───── Texto fornecido ─────

MARCO DO CORREIO
Por Machado da Graça
Olá amigo Jerónimo
Como estás de saúde? Eu estou bem.
Estou-te a escrever ao mesmo tempo que ouço, na rádio, uma entrevista com uma responsável do Ministério da Educação, sobre os maus resultados que se estão a registar nos presentes exames escolares.
E, antes de entrar directamente nos vários temas abordados, gostava de te chamar a atenção para uma coisa. Seja qual for o dirigente daquele ministério
que seja entrevistado, sejam quais forem os resultados escolares, não ouvimos uma única autocrítica, não ouvimos ninguém a admitir que as coisas estão mal e
é necessário arrepiar caminho.
E mesmo quando se volta para trás numa decisão, isso é feito quase em segredo.
Dou-te o exemplo da correcção automática dos exames da 12ª. Classe.
Foi introduzida com tambores e trombetas a anunciar que ia ser uma enorme melhoria. Correu muito mal. Pode-se dizer que foi um autêntico desastre.
Agora o sistema foi abandonado mas sem nenhum dos tambores ou trombetas. Uma notícia simples e seca e passemos adiante.
Quanto terá custado ao país, em termos de preço de equipamentos e em termos de alunos formados, este falhanço? Isso ninguém nos diz. São assuntos varridos para baixo do tapete.
Agora temos a questão das passagens automáticas de classe. E os resultados são, novamente, de pôr os cabelos em pé. Crianças que chegam à 5ª. Classe sem saberem ler nem escrever o seu próprio nome.

───── Excertos da listagem ─────

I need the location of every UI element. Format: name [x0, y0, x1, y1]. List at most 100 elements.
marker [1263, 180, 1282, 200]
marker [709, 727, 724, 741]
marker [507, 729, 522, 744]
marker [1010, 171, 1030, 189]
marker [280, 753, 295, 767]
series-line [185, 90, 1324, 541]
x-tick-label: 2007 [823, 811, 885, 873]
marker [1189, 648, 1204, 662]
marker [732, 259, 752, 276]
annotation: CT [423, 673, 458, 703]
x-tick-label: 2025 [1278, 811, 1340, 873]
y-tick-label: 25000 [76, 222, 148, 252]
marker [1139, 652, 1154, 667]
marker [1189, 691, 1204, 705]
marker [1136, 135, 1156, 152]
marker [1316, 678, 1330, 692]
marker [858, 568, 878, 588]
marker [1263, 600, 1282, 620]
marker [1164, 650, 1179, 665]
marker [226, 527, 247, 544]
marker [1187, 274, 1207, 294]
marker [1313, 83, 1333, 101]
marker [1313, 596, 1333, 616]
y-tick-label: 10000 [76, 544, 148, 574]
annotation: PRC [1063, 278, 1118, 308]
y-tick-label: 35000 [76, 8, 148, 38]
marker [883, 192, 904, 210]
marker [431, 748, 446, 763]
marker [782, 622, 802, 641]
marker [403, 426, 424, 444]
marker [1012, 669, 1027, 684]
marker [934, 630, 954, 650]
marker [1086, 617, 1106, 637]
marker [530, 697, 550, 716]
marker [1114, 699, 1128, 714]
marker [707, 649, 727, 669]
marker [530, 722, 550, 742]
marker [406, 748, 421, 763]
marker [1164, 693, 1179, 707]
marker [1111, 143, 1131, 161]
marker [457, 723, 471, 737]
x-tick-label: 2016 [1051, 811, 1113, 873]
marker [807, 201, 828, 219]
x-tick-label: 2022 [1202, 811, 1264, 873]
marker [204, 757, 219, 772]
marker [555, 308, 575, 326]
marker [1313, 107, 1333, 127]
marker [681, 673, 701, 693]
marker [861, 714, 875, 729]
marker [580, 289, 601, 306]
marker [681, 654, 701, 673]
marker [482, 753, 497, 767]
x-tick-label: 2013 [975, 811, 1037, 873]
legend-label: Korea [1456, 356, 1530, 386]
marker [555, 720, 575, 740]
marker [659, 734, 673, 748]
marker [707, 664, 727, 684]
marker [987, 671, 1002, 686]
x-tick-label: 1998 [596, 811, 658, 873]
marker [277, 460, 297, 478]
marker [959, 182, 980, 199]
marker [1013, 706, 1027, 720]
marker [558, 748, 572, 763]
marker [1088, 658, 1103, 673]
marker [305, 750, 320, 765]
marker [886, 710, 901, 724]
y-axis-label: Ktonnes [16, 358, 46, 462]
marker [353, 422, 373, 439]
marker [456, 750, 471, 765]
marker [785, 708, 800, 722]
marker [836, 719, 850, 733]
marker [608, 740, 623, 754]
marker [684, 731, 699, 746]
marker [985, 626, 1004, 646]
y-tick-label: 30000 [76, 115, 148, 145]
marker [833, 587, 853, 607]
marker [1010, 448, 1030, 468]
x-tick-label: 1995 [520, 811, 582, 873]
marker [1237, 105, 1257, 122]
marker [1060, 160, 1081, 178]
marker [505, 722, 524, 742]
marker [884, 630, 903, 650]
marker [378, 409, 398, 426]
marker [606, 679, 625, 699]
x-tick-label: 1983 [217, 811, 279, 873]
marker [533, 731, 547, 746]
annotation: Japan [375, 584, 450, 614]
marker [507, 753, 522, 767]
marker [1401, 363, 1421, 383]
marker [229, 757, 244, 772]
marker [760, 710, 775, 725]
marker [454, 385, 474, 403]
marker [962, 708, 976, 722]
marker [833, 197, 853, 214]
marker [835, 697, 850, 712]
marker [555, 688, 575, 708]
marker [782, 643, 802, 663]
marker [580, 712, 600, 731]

─────

◆ Tarefas
**a)** Na carta sobre os exames escolares, transcreva cada uma das frases do parágrafo que começa por "Foi introduzida com tambores e trombetas".
**b)** Duplique um trecho da carta sobre os exames escolares, começando nas palavras "Quanto terá custado" e parando depois de "seu próprio nome.".

◆ Respostas dos exercícios
**a)**
Foi introduzida com tambores e trombetas a anunciar que ia ser uma enorme melhoria.
Correu muito mal.
Pode-se dizer que foi um autêntico desastre.

**b)**
Quanto terá custado ao país, em termos de preço de equipamentos e em termos de alunos formados, este falhanço? Isso ninguém nos diz. São assuntos varridos para baixo do tapete.
Agora temos a questão das passagens automáticas de classe. E os resultados são, novamente, de pôr os cabelos em pé. Crianças que chegam à 5ª. Classe sem saberem ler nem escrever o seu próprio nome.